Exercise objective → Write the data below out exactly as it stands. Do not include the pictures.

Task input →
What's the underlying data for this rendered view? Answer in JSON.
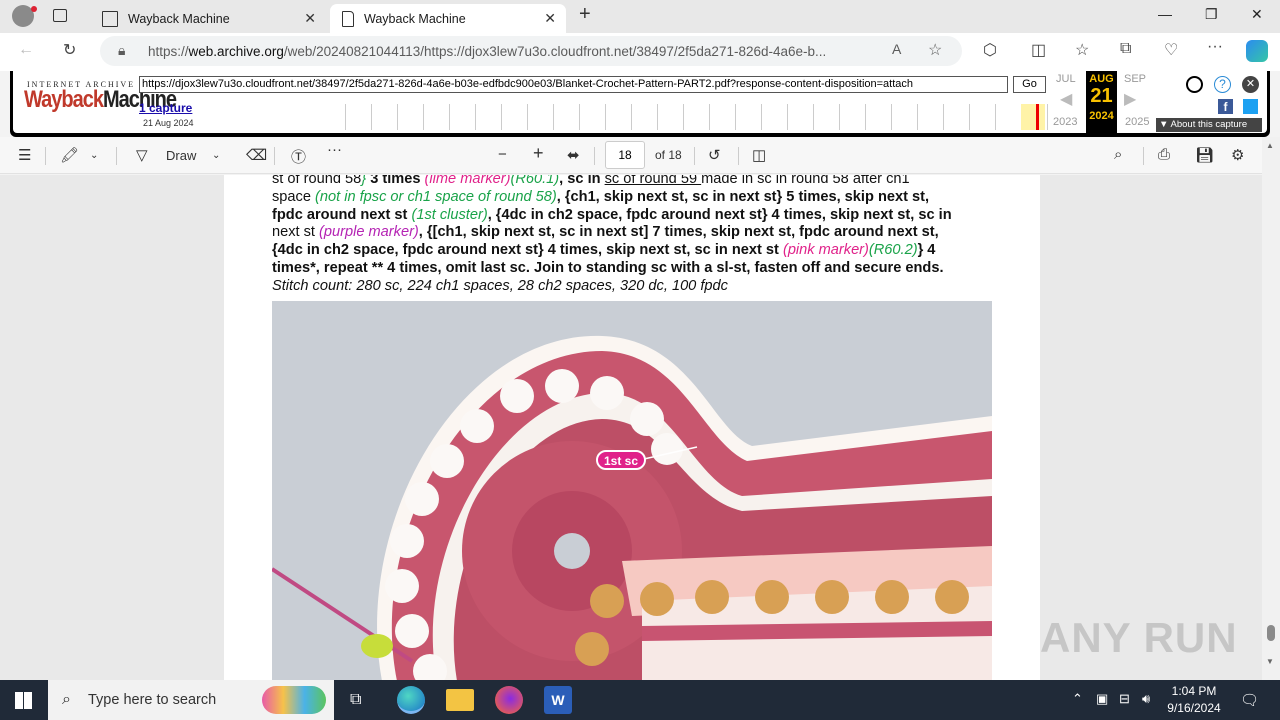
{
  "browser": {
    "tabs": [
      {
        "label": "Wayback Machine",
        "active": false
      },
      {
        "label": "Wayback Machine",
        "active": true
      }
    ],
    "url_prefix": "https://",
    "url_domain": "web.archive.org",
    "url_rest": "/web/20240821044113/https://djox3lew7u3o.cloudfront.net/38497/2f5da271-826d-4a6e-b..."
  },
  "wayback": {
    "logo_top": "INTERNET ARCHIVE",
    "logo_a": "Wayback",
    "logo_b": "Machine",
    "url": "https://djox3lew7u3o.cloudfront.net/38497/2f5da271-826d-4a6e-b03e-edfbdc900e03/Blanket-Crochet-Pattern-PART2.pdf?response-content-disposition=attach",
    "go": "Go",
    "captures": "1 capture",
    "capture_date": "21 Aug 2024",
    "prev_month": "JUL",
    "cur_month": "AUG",
    "cur_day": "21",
    "next_month": "SEP",
    "prev_year": "2023",
    "cur_year": "2024",
    "next_year": "2025",
    "about": "About this capture"
  },
  "pdf_toolbar": {
    "draw": "Draw",
    "page": "18",
    "of": "of 18"
  },
  "pdf": {
    "l1a": "st of round 58",
    "l1b": "3 times",
    "l1c": "(lime marker)",
    "l1d": "(R60.1)",
    "l1e": ", sc in ",
    "l1f": "sc of round 59 ",
    "l1g": "made in sc in round 58 after ch1",
    "l2a": "space ",
    "l2b": "(not in fpsc or ch1 space of round 58)",
    "l2c": ", {ch1, skip next st, sc in next st} 5 times, skip next st,",
    "l3a": "fpdc around next st ",
    "l3b": "(1st cluster)",
    "l3c": ", {4dc in ch2 space, fpdc around next st} 4 times, skip next st, sc in",
    "l4a": "next st ",
    "l4b": "(purple marker)",
    "l4c": ", {[ch1, skip next st, sc in next st] 7 times, skip next st, fpdc around next st,",
    "l5a": "{4dc in ch2 space, fpdc around next st} 4 times, skip next st, sc in next st ",
    "l5b": "(pink marker)",
    "l5c": "(R60.2)",
    "l5d": "} 4",
    "l6": "times*, repeat ** 4 times, omit last sc. Join to standing sc with a sl-st, fasten off and secure ends.",
    "l7": "Stitch count: 280 sc, 224 ch1 spaces, 28 ch2 spaces, 320 dc, 100 fpdc",
    "photo_label": "1st sc"
  },
  "taskbar": {
    "search": "Type here to search",
    "time": "1:04 PM",
    "date": "9/16/2024"
  },
  "watermark": "ANY RUN"
}
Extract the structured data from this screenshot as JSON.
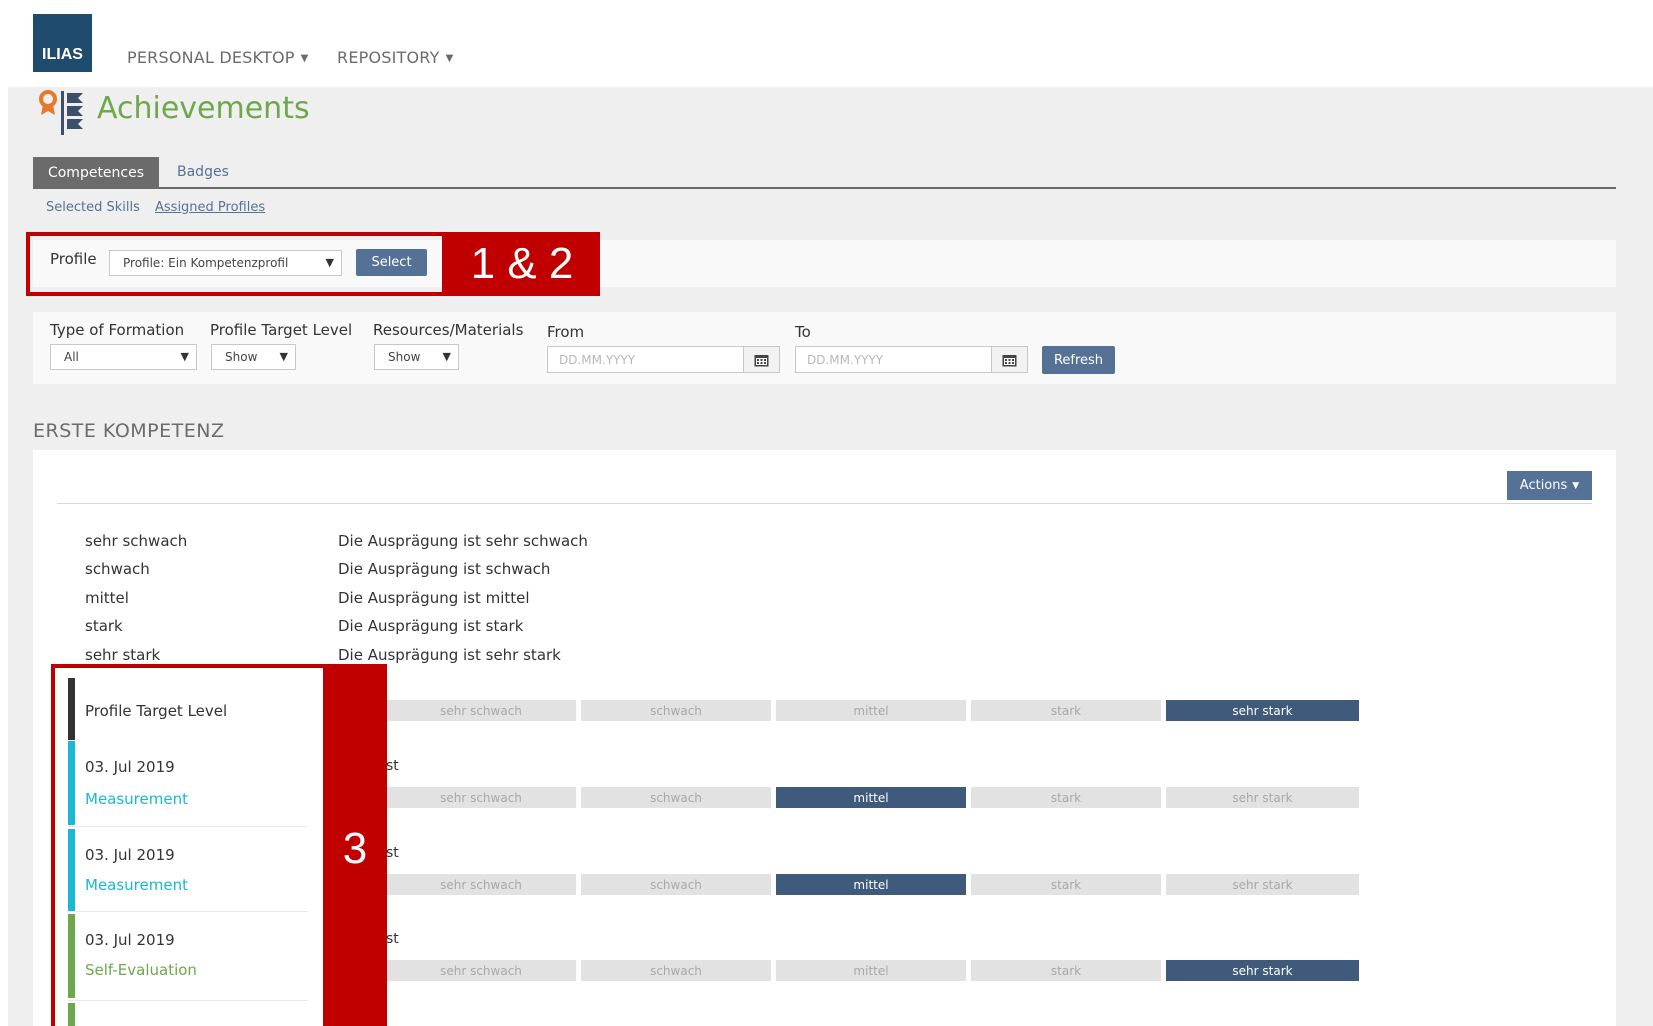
{
  "app": {
    "logo": "ILIAS"
  },
  "nav": [
    {
      "label": "PERSONAL DESKTOP"
    },
    {
      "label": "REPOSITORY"
    }
  ],
  "page": {
    "title": "Achievements"
  },
  "tabs": [
    {
      "label": "Competences",
      "active": true
    },
    {
      "label": "Badges",
      "active": false
    }
  ],
  "subtabs": [
    {
      "label": "Selected Skills"
    },
    {
      "label": "Assigned Profiles"
    }
  ],
  "profile_bar": {
    "label": "Profile",
    "selected": "Profile: Ein Kompetenzprofil",
    "button": "Select"
  },
  "filters": {
    "type_of_formation": {
      "label": "Type of Formation",
      "value": "All"
    },
    "profile_target_level": {
      "label": "Profile Target Level",
      "value": "Show"
    },
    "resources": {
      "label": "Resources/Materials",
      "value": "Show"
    },
    "from": {
      "label": "From",
      "placeholder": "DD.MM.YYYY"
    },
    "to": {
      "label": "To",
      "placeholder": "DD.MM.YYYY"
    },
    "refresh": "Refresh"
  },
  "annotations": {
    "a12": "1 & 2",
    "a3": "3"
  },
  "skill": {
    "title": "ERSTE KOMPETENZ",
    "actions": "Actions",
    "levels": [
      {
        "name": "sehr schwach",
        "desc": "Die Ausprägung ist sehr schwach"
      },
      {
        "name": "schwach",
        "desc": "Die Ausprägung ist schwach"
      },
      {
        "name": "mittel",
        "desc": "Die Ausprägung ist mittel"
      },
      {
        "name": "stark",
        "desc": "Die Ausprägung ist stark"
      },
      {
        "name": "sehr stark",
        "desc": "Die Ausprägung ist sehr stark"
      }
    ],
    "scale": [
      "sehr schwach",
      "schwach",
      "mittel",
      "stark",
      "sehr stark"
    ],
    "rows": [
      {
        "label": "Profile Target Level",
        "type": "",
        "truncated": "",
        "selected_index": 4,
        "bar_color": "#333333"
      },
      {
        "label": "03. Jul 2019",
        "type": "Measurement",
        "truncated": "st",
        "selected_index": 2,
        "bar_color": "#1ab8d4"
      },
      {
        "label": "03. Jul 2019",
        "type": "Measurement",
        "truncated": "st",
        "selected_index": 2,
        "bar_color": "#1ab8d4"
      },
      {
        "label": "03. Jul 2019",
        "type": "Self-Evaluation",
        "truncated": "st",
        "selected_index": 4,
        "bar_color": "#6ea84b"
      }
    ]
  },
  "colors": {
    "accent": "#557196",
    "title_green": "#6ea84b",
    "annotation_red": "#c00000",
    "measurement": "#1ab8d4",
    "self_evaluation": "#6ea84b",
    "level_selected": "#3f5a7a"
  }
}
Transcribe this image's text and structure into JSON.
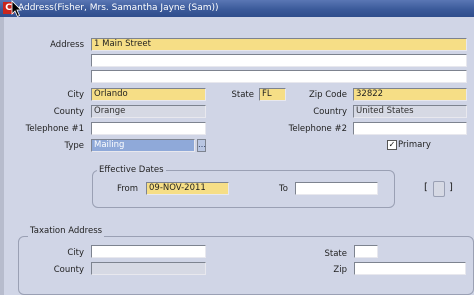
{
  "window": {
    "title": "Address(Fisher, Mrs. Samantha Jayne (Sam))"
  },
  "form": {
    "address_label": "Address",
    "address_line1": "1 Main Street",
    "address_line2": "",
    "address_line3": "",
    "city_label": "City",
    "city_value": "Orlando",
    "state_label": "State",
    "state_value": "FL",
    "zip_label": "Zip Code",
    "zip_value": "32822",
    "county_label": "County",
    "county_value": "Orange",
    "country_label": "Country",
    "country_value": "United States",
    "tel1_label": "Telephone #1",
    "tel1_value": "",
    "tel2_label": "Telephone #2",
    "tel2_value": "",
    "type_label": "Type",
    "type_value": "Mailing",
    "lov_symbol": "…",
    "primary_label": "Primary",
    "primary_checked": "✓"
  },
  "effective": {
    "title": "Effective Dates",
    "from_label": "From",
    "from_value": "09-NOV-2011",
    "to_label": "To",
    "to_value": ""
  },
  "descflex": {
    "open": "[",
    "close": "]"
  },
  "taxation": {
    "title": "Taxation Address",
    "city_label": "City",
    "city_value": "",
    "county_label": "County",
    "county_value": "",
    "state_label": "State",
    "state_value": "",
    "zip_label": "Zip",
    "zip_value": ""
  },
  "colors": {
    "required": "#f6de86",
    "titlebar": "#3b5a9a",
    "background": "#d0d5e6"
  }
}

Solution for this task →
What's the underlying data for this rendered view? Answer in JSON.
{
  "browser": {
    "tabs": [
      {
        "label": "Wayback Machine",
        "active": false
      },
      {
        "label": "Wayback Machine",
        "active": true
      }
    ],
    "url_prefix": "https://",
    "url_domain": "web.archive.org",
    "url_rest": "/web/20240821044113/https://djox3lew7u3o.cloudfront.net/38497/2f5da271-826d-4a6e-b..."
  },
  "wayback": {
    "logo_top": "INTERNET ARCHIVE",
    "logo_a": "Wayback",
    "logo_b": "Machine",
    "url": "https://djox3lew7u3o.cloudfront.net/38497/2f5da271-826d-4a6e-b03e-edfbdc900e03/Blanket-Crochet-Pattern-PART2.pdf?response-content-disposition=attach",
    "go": "Go",
    "captures": "1 capture",
    "capture_date": "21 Aug 2024",
    "prev_month": "JUL",
    "cur_month": "AUG",
    "cur_day": "21",
    "next_month": "SEP",
    "prev_year": "2023",
    "cur_year": "2024",
    "next_year": "2025",
    "about": "About this capture"
  },
  "pdf_toolbar": {
    "draw": "Draw",
    "page": "18",
    "of": "of 18"
  },
  "pdf": {
    "l1a": "st of round 58",
    "l1b": "3 times",
    "l1c": "(lime marker)",
    "l1d": "(R60.1)",
    "l1e": ", sc in ",
    "l1f": "sc of round 59 ",
    "l1g": "made in sc in round 58 after ch1",
    "l2a": "space ",
    "l2b": "(not in fpsc or ch1 space of round 58)",
    "l2c": ", {ch1, skip next st, sc in next st} 5 times, skip next st,",
    "l3a": "fpdc around next st ",
    "l3b": "(1st cluster)",
    "l3c": ", {4dc in ch2 space, fpdc around next st} 4 times, skip next st, sc in",
    "l4a": "next st ",
    "l4b": "(purple marker)",
    "l4c": ", {[ch1, skip next st, sc in next st] 7 times, skip next st, fpdc around next st,",
    "l5a": "{4dc in ch2 space, fpdc around next st} 4 times, skip next st, sc in next st ",
    "l5b": "(pink marker)",
    "l5c": "(R60.2)",
    "l5d": "} 4",
    "l6": "times*, repeat ** 4 times, omit last sc. Join to standing sc with a sl-st, fasten off and secure ends.",
    "l7": "Stitch count: 280 sc, 224 ch1 spaces, 28 ch2 spaces, 320 dc, 100 fpdc",
    "photo_label": "1st sc"
  },
  "taskbar": {
    "search": "Type here to search",
    "time": "1:04 PM",
    "date": "9/16/2024"
  },
  "watermark": "ANY RUN"
}
Extract the structured data from this screenshot as JSON.
{
  "app": {
    "logo": "ILIAS"
  },
  "nav": [
    {
      "label": "PERSONAL DESKTOP"
    },
    {
      "label": "REPOSITORY"
    }
  ],
  "page": {
    "title": "Achievements"
  },
  "tabs": [
    {
      "label": "Competences",
      "active": true
    },
    {
      "label": "Badges",
      "active": false
    }
  ],
  "subtabs": [
    {
      "label": "Selected Skills"
    },
    {
      "label": "Assigned Profiles"
    }
  ],
  "profile_bar": {
    "label": "Profile",
    "selected": "Profile: Ein Kompetenzprofil",
    "button": "Select"
  },
  "filters": {
    "type_of_formation": {
      "label": "Type of Formation",
      "value": "All"
    },
    "profile_target_level": {
      "label": "Profile Target Level",
      "value": "Show"
    },
    "resources": {
      "label": "Resources/Materials",
      "value": "Show"
    },
    "from": {
      "label": "From",
      "placeholder": "DD.MM.YYYY"
    },
    "to": {
      "label": "To",
      "placeholder": "DD.MM.YYYY"
    },
    "refresh": "Refresh"
  },
  "annotations": {
    "a12": "1 & 2",
    "a3": "3"
  },
  "skill": {
    "title": "ERSTE KOMPETENZ",
    "actions": "Actions",
    "levels": [
      {
        "name": "sehr schwach",
        "desc": "Die Ausprägung ist sehr schwach"
      },
      {
        "name": "schwach",
        "desc": "Die Ausprägung ist schwach"
      },
      {
        "name": "mittel",
        "desc": "Die Ausprägung ist mittel"
      },
      {
        "name": "stark",
        "desc": "Die Ausprägung ist stark"
      },
      {
        "name": "sehr stark",
        "desc": "Die Ausprägung ist sehr stark"
      }
    ],
    "scale": [
      "sehr schwach",
      "schwach",
      "mittel",
      "stark",
      "sehr stark"
    ],
    "rows": [
      {
        "label": "Profile Target Level",
        "type": "",
        "truncated": "",
        "selected_index": 4,
        "bar_color": "#333333"
      },
      {
        "label": "03. Jul 2019",
        "type": "Measurement",
        "truncated": "st",
        "selected_index": 2,
        "bar_color": "#1ab8d4"
      },
      {
        "label": "03. Jul 2019",
        "type": "Measurement",
        "truncated": "st",
        "selected_index": 2,
        "bar_color": "#1ab8d4"
      },
      {
        "label": "03. Jul 2019",
        "type": "Self-Evaluation",
        "truncated": "st",
        "selected_index": 4,
        "bar_color": "#6ea84b"
      }
    ]
  },
  "colors": {
    "accent": "#557196",
    "title_green": "#6ea84b",
    "annotation_red": "#c00000",
    "measurement": "#1ab8d4",
    "self_evaluation": "#6ea84b",
    "level_selected": "#3f5a7a"
  }
}
Transcribe this image's text and structure into JSON.
{
  "window": {
    "title": "Address(Fisher, Mrs. Samantha Jayne (Sam))"
  },
  "form": {
    "address_label": "Address",
    "address_line1": "1 Main Street",
    "address_line2": "",
    "address_line3": "",
    "city_label": "City",
    "city_value": "Orlando",
    "state_label": "State",
    "state_value": "FL",
    "zip_label": "Zip Code",
    "zip_value": "32822",
    "county_label": "County",
    "county_value": "Orange",
    "country_label": "Country",
    "country_value": "United States",
    "tel1_label": "Telephone #1",
    "tel1_value": "",
    "tel2_label": "Telephone #2",
    "tel2_value": "",
    "type_label": "Type",
    "type_value": "Mailing",
    "lov_symbol": "…",
    "primary_label": "Primary",
    "primary_checked": "✓"
  },
  "effective": {
    "title": "Effective Dates",
    "from_label": "From",
    "from_value": "09-NOV-2011",
    "to_label": "To",
    "to_value": ""
  },
  "descflex": {
    "open": "[",
    "close": "]"
  },
  "taxation": {
    "title": "Taxation Address",
    "city_label": "City",
    "city_value": "",
    "county_label": "County",
    "county_value": "",
    "state_label": "State",
    "state_value": "",
    "zip_label": "Zip",
    "zip_value": ""
  },
  "colors": {
    "required": "#f6de86",
    "titlebar": "#3b5a9a",
    "background": "#d0d5e6"
  }
}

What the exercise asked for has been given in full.